#### GIVEN TASK
Answer with a single number: how many lines in the listing below include "also"?

#### EXTRACTED DATA

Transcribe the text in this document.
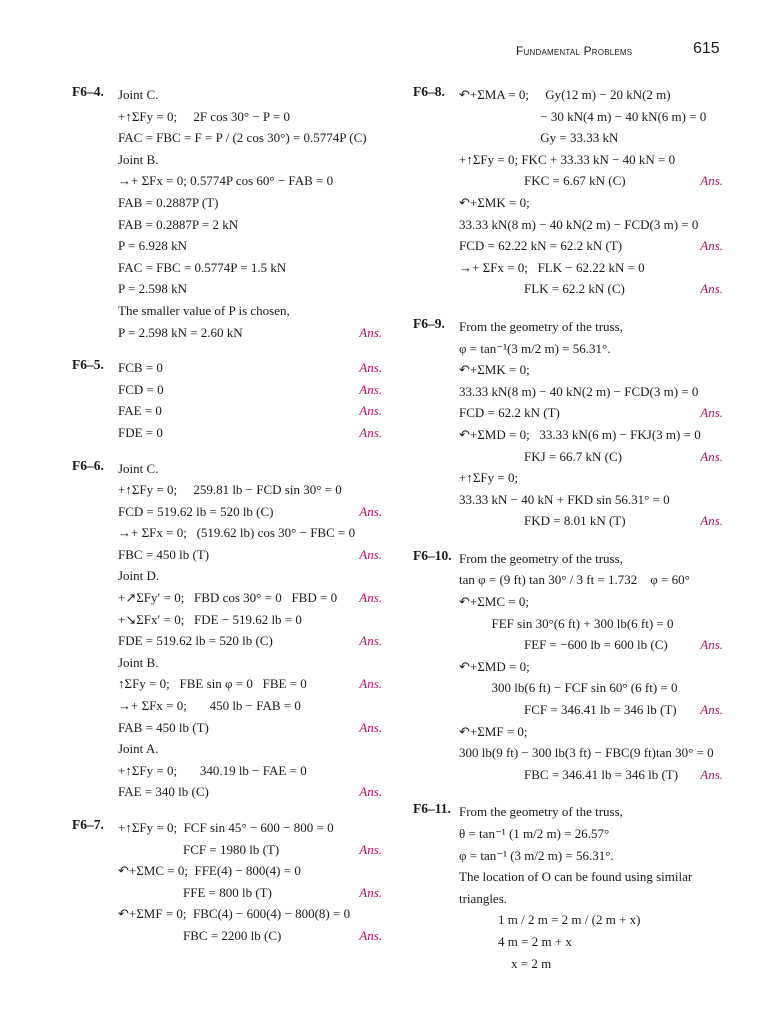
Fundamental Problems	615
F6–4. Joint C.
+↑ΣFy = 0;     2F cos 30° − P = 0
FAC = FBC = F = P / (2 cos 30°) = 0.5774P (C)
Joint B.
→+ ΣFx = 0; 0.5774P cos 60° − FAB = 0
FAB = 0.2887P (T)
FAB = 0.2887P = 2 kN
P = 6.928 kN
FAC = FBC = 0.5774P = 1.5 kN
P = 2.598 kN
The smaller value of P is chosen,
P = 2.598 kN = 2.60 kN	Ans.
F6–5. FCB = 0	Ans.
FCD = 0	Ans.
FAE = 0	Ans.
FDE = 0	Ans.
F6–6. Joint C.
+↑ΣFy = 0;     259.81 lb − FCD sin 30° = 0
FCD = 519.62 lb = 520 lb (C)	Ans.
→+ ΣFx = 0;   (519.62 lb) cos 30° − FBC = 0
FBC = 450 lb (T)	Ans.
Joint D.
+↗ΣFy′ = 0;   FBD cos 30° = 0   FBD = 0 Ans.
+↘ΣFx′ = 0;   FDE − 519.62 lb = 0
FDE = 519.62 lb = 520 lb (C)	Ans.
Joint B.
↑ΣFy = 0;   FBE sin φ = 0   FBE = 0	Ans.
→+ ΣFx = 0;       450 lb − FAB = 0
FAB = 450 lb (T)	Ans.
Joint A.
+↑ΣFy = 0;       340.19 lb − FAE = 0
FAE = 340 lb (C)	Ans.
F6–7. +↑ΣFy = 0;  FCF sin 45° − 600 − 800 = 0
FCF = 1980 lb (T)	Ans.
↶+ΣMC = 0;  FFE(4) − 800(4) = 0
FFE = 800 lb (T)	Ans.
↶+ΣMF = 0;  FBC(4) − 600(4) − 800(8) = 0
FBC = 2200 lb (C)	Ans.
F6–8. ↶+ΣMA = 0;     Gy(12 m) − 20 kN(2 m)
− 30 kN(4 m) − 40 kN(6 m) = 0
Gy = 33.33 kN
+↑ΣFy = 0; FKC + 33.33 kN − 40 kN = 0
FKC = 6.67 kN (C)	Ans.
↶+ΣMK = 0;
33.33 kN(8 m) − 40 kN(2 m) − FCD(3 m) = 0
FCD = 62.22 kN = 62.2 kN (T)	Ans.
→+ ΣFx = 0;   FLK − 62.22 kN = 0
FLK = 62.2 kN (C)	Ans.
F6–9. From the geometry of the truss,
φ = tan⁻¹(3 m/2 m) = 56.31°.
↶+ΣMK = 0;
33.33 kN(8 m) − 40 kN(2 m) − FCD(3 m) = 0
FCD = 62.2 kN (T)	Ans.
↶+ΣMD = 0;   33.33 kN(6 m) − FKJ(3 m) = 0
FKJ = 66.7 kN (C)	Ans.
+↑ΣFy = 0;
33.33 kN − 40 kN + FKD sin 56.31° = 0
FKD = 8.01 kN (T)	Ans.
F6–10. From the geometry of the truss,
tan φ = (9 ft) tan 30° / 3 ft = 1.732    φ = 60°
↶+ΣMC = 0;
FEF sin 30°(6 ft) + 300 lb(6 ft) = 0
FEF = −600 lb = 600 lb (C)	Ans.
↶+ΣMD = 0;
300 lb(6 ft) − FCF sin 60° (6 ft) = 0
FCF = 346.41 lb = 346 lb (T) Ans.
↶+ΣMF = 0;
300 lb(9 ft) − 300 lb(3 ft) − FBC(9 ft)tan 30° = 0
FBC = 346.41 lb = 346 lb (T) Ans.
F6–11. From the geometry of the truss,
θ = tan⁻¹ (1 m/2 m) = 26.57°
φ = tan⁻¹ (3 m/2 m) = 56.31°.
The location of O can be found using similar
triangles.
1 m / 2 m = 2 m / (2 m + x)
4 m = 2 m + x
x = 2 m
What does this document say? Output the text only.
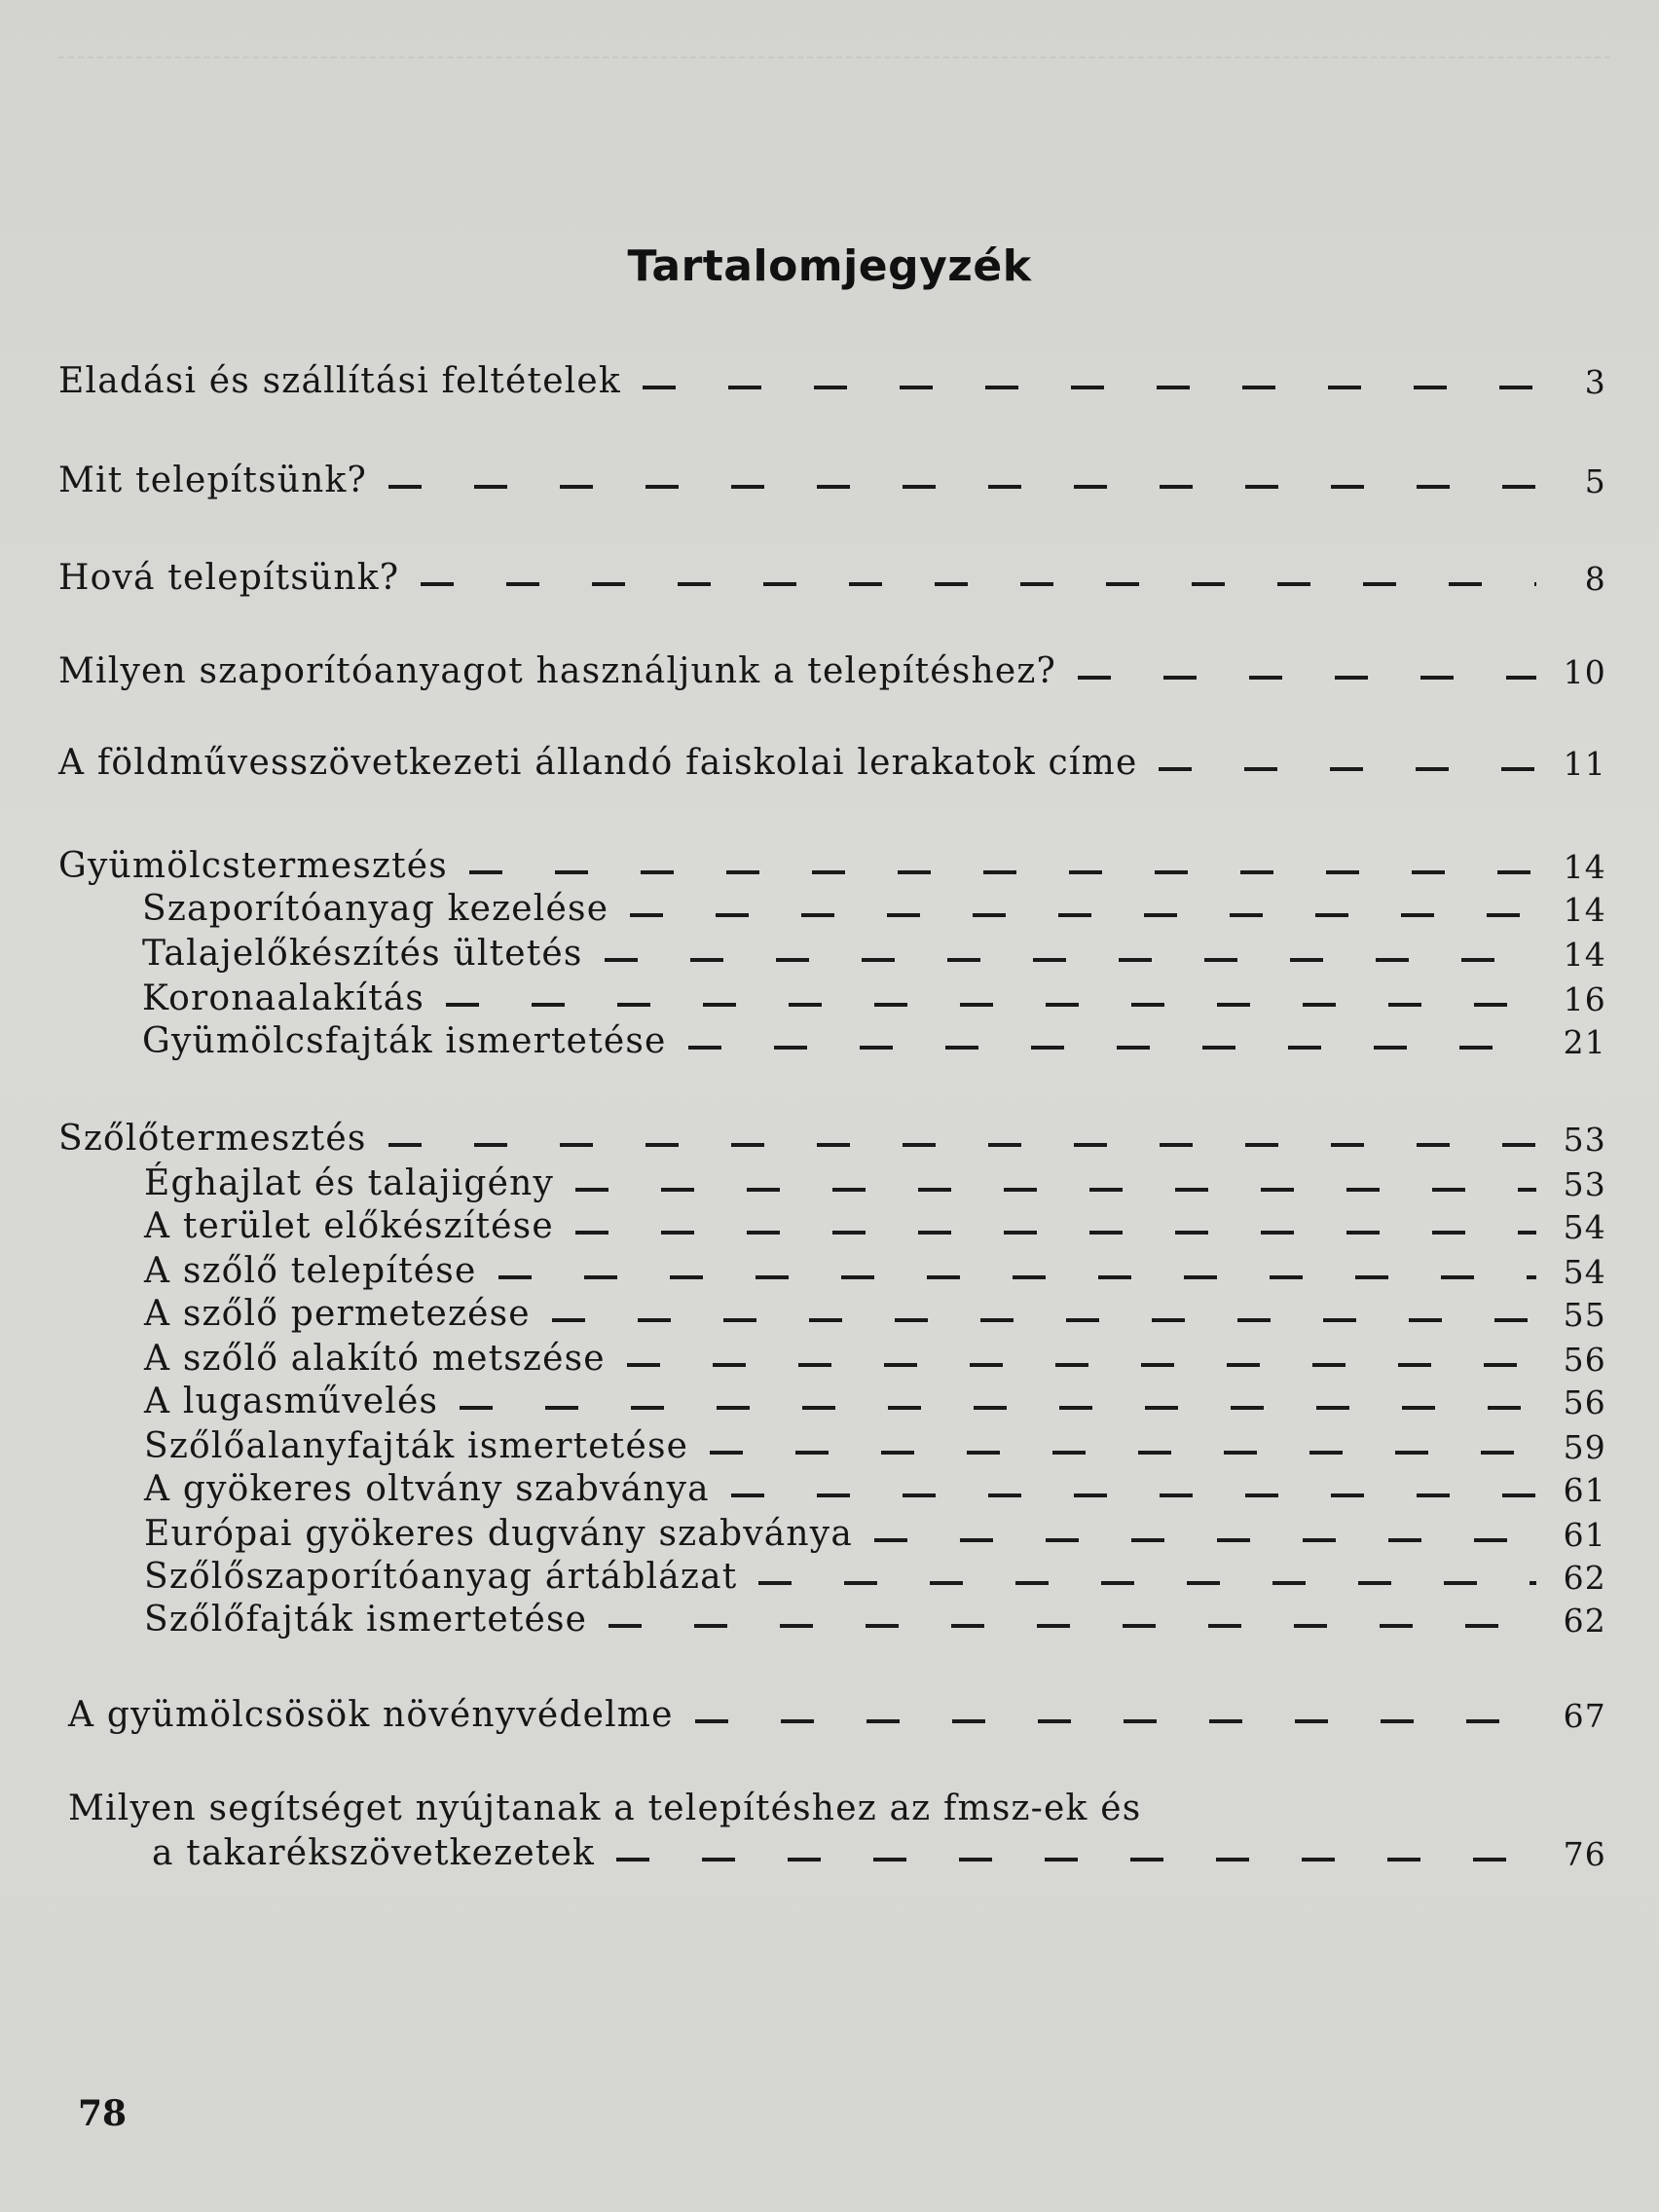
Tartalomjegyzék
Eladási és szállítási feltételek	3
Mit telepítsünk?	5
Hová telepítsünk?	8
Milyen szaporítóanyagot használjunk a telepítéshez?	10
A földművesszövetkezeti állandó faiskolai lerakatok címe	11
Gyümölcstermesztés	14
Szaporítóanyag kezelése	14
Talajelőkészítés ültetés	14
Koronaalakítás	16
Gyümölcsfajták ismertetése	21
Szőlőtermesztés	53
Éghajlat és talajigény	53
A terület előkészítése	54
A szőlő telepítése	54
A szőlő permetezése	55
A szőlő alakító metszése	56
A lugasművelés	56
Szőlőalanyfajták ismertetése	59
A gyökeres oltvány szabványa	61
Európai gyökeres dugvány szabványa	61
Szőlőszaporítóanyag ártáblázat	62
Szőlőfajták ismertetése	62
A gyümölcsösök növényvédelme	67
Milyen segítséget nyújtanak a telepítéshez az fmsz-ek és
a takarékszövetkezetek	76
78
...
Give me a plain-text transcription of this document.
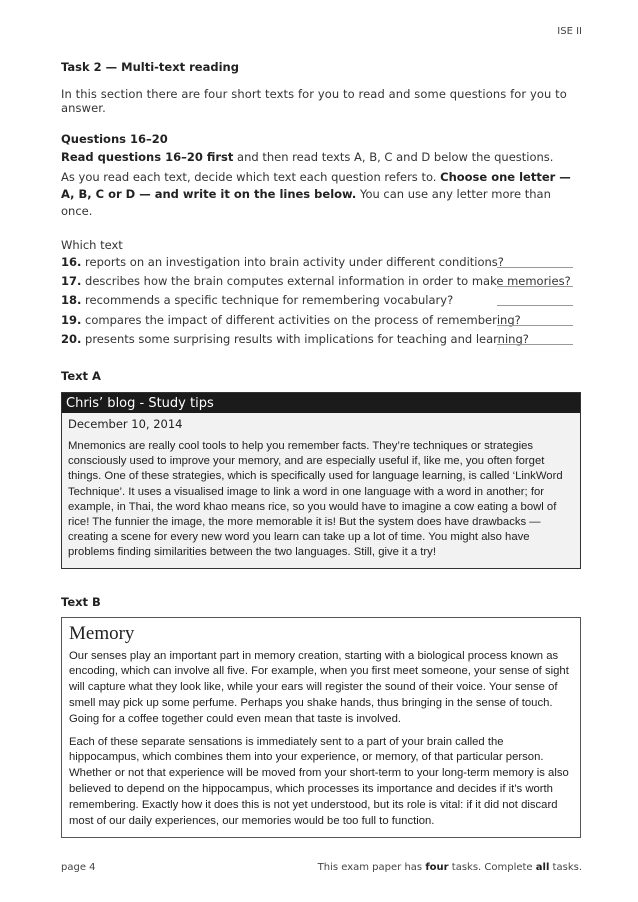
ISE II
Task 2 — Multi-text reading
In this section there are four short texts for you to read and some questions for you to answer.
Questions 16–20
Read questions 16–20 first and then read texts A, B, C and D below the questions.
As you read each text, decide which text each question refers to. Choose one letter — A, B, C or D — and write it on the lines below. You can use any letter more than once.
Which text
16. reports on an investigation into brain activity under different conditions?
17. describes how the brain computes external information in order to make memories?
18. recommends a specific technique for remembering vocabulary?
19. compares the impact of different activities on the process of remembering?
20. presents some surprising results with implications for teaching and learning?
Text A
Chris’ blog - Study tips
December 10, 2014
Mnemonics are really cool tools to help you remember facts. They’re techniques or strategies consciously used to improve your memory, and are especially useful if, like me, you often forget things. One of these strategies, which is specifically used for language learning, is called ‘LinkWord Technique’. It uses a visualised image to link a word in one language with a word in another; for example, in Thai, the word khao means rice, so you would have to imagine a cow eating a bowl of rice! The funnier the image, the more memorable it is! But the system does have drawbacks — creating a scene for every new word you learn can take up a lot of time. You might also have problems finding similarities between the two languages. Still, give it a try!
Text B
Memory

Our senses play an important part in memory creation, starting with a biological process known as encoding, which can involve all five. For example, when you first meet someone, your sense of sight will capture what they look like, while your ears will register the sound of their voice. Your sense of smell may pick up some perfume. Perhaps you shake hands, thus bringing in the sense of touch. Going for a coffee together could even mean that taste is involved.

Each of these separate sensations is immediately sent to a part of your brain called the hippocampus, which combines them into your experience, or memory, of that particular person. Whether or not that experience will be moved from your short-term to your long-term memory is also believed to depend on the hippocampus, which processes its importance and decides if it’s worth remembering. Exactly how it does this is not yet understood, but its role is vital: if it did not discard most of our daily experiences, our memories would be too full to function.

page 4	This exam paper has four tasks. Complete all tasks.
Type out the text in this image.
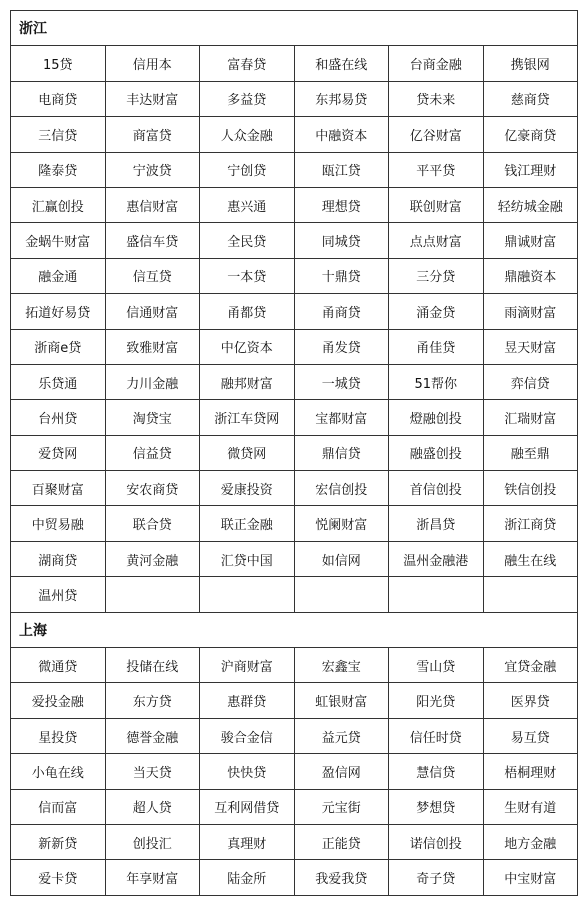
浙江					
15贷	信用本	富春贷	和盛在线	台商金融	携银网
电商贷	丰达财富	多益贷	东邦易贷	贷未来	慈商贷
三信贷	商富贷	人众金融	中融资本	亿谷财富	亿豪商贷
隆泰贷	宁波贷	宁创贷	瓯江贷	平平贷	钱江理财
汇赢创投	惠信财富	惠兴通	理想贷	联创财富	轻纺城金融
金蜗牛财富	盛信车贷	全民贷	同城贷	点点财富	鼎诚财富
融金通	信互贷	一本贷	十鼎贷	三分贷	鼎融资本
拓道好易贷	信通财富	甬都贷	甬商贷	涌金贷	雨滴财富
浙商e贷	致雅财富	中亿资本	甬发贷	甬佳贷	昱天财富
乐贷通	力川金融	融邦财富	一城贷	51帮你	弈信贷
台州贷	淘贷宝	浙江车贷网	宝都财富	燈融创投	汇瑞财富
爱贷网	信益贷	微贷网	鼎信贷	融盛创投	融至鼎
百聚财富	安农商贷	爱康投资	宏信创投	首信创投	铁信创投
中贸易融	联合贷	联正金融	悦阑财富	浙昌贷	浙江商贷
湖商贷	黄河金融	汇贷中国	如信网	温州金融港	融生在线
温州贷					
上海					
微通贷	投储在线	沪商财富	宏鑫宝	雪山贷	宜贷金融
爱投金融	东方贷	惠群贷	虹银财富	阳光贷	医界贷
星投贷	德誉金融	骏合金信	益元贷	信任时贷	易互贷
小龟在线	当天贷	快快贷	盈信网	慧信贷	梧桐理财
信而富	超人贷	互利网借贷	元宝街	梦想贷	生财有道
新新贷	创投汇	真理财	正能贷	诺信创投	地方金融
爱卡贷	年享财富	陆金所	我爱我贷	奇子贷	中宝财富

#### TASK SOLUTION
2